● **Estratto del brano**
Pinerolo ha sempre qualcosa da offrire. Le sue strade datate, le sue piazze, i suoi portici, i suoi viali invitano a percorrerla per osservare i suoi aspetti storici, sentire il suo cuore che batte in modo confidenziale, seguire i suoi cambiamenti.

Nel 2020, per un certo periodo, a tutto questo ho dovuto rinunciare. Mi son trovato relegato in casa, prigioniero, da diversi giorni ormai, a causa di una epidemia da virus che risultava essere molto contagiosa e pericolosa, specialmente per quelli della mia età, considerati categoria fragile. Cosicché, come un osservatore qualunque, affacciato alla finestra, guardavo sulla strada per scrutare eventuali andirivieni, sentire le scarse voci, osservare il poco transito della gente che, nonostante il pericolo del contagio, doveva affrontare la propria giornata. Ascoltavo le notizie in TV che si intensificavano su questa oscura circostanza. I contenuti principali ormai riguardavano i contagi. Non trascuravo di leggere tutti i giornali in rete che mi capitavano, notavo che gli argomenti non mutavano. Le informazioni erano centrate sul dramma che stava colpendo il mondo intero.

Giorno dopo giorno, la fatalità aveva allargato i suoi confini, tanto che l’epidemia si era velocemente trasformata in una grave e mortale pandemia. Mentre, pian piano, si prendeva consapevolezza della angosciosa situazione, si calcolava che i tempi di un ritorno alla normalità potessero rivelarsi molto lunghi e difficili, con grandi perdite di vite umane.

La paura si era diffusa tra molti come l’aria inquieta tremula le foglie degli alberi. A livello nazionale si prendevano precauzioni e disposizioni ritenute necessarie per contrastare il virus sino alla limitazione delle uscite quotidiane, come se si fosse in un coprifuoco in tempo di guerra.

● **Cosa serve**
Indica tutti gli elementi urbani di Pinerolo che, secondo il brano, invitano a percorrere la città. L'elenco riportato qui non ha alcun ruolo in questo lavoro.

(Voci tratte da una raccolta)
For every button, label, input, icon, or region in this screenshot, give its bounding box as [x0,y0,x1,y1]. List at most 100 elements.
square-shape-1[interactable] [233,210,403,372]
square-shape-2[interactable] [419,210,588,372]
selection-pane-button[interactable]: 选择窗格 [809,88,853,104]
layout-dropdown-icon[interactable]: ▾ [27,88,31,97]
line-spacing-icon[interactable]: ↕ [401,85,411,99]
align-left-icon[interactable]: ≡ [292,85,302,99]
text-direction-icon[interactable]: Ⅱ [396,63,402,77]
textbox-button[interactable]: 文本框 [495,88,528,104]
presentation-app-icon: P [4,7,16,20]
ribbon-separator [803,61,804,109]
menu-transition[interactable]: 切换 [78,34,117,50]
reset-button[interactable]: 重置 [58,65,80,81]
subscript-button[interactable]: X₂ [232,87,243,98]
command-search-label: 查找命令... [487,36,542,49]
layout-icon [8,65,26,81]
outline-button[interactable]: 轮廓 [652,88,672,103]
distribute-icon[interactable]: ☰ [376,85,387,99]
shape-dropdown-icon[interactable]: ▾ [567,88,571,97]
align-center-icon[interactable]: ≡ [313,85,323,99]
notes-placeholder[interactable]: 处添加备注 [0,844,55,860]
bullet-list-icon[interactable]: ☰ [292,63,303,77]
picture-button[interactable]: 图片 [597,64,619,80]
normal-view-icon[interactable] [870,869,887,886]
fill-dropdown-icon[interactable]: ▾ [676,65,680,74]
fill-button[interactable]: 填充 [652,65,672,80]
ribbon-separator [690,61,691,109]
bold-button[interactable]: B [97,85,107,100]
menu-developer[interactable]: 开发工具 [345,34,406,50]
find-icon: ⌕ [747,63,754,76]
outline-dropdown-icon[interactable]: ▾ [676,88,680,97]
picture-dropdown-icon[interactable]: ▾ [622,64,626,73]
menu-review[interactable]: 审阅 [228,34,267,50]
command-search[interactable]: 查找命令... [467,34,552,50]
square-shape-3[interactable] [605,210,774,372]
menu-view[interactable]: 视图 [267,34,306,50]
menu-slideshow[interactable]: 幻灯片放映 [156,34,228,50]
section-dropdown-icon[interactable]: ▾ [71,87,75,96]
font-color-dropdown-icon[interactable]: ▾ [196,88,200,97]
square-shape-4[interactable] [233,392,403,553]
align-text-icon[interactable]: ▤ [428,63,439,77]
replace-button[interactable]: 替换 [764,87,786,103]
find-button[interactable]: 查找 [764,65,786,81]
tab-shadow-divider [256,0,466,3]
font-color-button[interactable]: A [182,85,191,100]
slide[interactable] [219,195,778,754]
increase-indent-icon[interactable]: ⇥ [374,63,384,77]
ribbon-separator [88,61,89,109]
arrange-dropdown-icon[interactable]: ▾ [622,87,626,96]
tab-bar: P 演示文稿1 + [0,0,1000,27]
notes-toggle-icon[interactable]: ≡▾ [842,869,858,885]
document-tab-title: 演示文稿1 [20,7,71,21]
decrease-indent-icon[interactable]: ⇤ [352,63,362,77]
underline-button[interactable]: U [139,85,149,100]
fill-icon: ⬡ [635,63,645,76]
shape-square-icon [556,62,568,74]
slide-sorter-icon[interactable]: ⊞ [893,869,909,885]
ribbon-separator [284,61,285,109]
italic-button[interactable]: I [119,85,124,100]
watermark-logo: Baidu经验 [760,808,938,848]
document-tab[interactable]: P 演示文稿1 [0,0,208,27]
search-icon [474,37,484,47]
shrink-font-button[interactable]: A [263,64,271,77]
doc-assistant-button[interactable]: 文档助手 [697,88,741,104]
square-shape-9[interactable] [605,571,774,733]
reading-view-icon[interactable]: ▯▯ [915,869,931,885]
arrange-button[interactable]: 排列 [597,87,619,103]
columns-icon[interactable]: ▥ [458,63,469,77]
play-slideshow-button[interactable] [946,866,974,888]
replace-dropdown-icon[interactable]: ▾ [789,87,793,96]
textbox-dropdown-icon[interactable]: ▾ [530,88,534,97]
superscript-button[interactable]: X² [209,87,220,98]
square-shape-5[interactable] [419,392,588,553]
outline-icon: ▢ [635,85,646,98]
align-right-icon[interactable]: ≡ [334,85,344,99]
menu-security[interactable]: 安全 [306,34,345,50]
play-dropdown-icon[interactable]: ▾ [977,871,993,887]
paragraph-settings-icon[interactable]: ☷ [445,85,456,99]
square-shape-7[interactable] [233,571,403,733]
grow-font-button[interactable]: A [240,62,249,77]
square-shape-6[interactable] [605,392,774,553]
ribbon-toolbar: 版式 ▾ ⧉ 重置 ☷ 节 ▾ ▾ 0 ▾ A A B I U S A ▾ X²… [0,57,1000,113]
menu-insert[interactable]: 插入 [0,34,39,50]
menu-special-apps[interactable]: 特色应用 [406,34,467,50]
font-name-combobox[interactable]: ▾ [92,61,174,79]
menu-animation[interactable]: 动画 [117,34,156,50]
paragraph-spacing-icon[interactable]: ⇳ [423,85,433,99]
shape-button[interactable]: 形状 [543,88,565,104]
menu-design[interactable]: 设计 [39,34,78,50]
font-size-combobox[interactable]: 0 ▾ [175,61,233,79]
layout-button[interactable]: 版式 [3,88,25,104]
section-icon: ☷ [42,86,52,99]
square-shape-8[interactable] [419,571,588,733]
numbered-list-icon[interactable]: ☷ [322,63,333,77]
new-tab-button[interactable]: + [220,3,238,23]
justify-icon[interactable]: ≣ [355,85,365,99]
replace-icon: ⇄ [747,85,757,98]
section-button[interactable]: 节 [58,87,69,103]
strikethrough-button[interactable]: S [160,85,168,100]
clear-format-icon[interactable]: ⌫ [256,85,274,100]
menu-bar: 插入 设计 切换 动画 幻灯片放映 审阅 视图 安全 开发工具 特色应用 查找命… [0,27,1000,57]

● **Risultato**
Le strade datate, le piazze, i portici, i viali.